**Supplied material**.

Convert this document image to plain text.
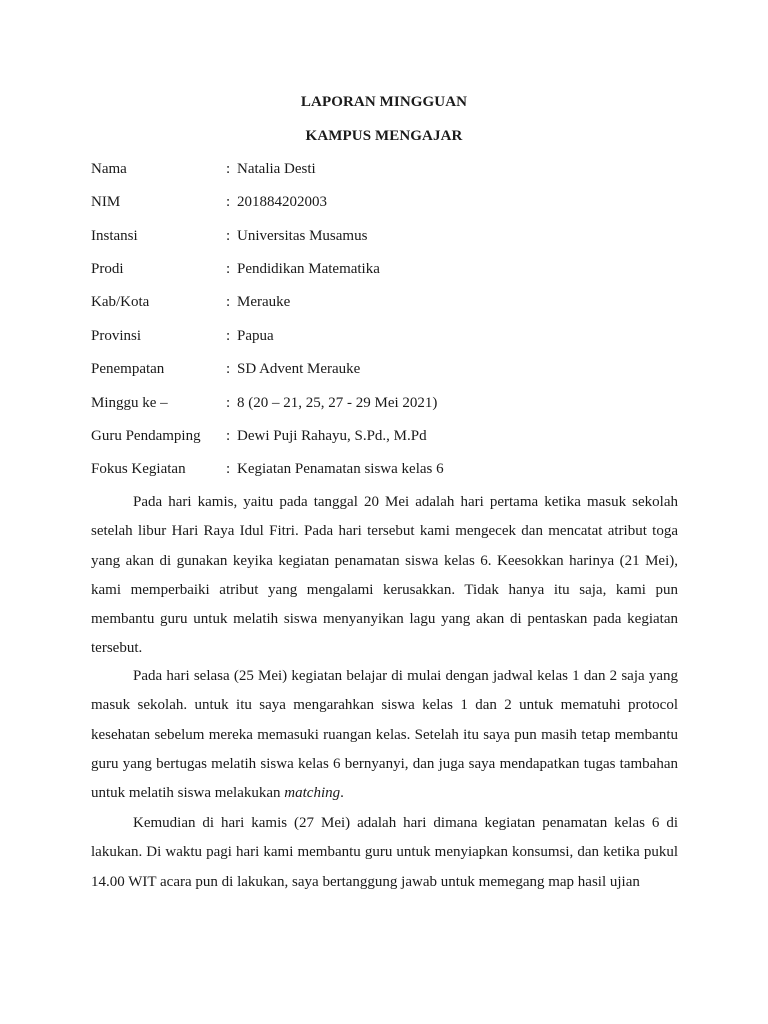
LAPORAN MINGGUAN
KAMPUS MENGAJAR
Nama	: Natalia Desti
NIM	: 201884202003
Instansi	: Universitas Musamus
Prodi	: Pendidikan Matematika
Kab/Kota	: Merauke
Provinsi	: Papua
Penempatan	: SD Advent Merauke
Minggu ke –	: 8 (20 – 21, 25, 27 - 29 Mei 2021)
Guru Pendamping : Dewi Puji Rahayu, S.Pd., M.Pd
Fokus Kegiatan	: Kegiatan Penamatan siswa kelas 6

Pada hari kamis, yaitu pada tanggal 20 Mei adalah hari pertama ketika masuk sekolah setelah libur Hari Raya Idul Fitri. Pada hari tersebut kami mengecek dan mencatat atribut toga yang akan di gunakan keyika kegiatan penamatan siswa kelas 6. Keesokkan harinya (21 Mei), kami memperbaiki atribut yang mengalami kerusakkan. Tidak hanya itu saja, kami pun membantu guru untuk melatih siswa menyanyikan lagu yang akan di pentaskan pada kegiatan tersebut.

Pada hari selasa (25 Mei) kegiatan belajar di mulai dengan jadwal kelas 1 dan 2 saja yang masuk sekolah. untuk itu saya mengarahkan siswa kelas 1 dan 2 untuk mematuhi protocol kesehatan sebelum mereka memasuki ruangan kelas. Setelah itu saya pun masih tetap membantu guru yang bertugas melatih siswa kelas 6 bernyanyi, dan juga saya mendapatkan tugas tambahan untuk melatih siswa melakukan matching.

Kemudian di hari kamis (27 Mei) adalah hari dimana kegiatan penamatan kelas 6 di lakukan. Di waktu pagi hari kami membantu guru untuk menyiapkan konsumsi, dan ketika pukul 14.00 WIT acara pun di lakukan, saya bertanggung jawab untuk memegang map hasil ujian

**Exercise**.
State the count of lines that contain the string "kamis". Nothing else is needed.

**Response to the exercise**.
2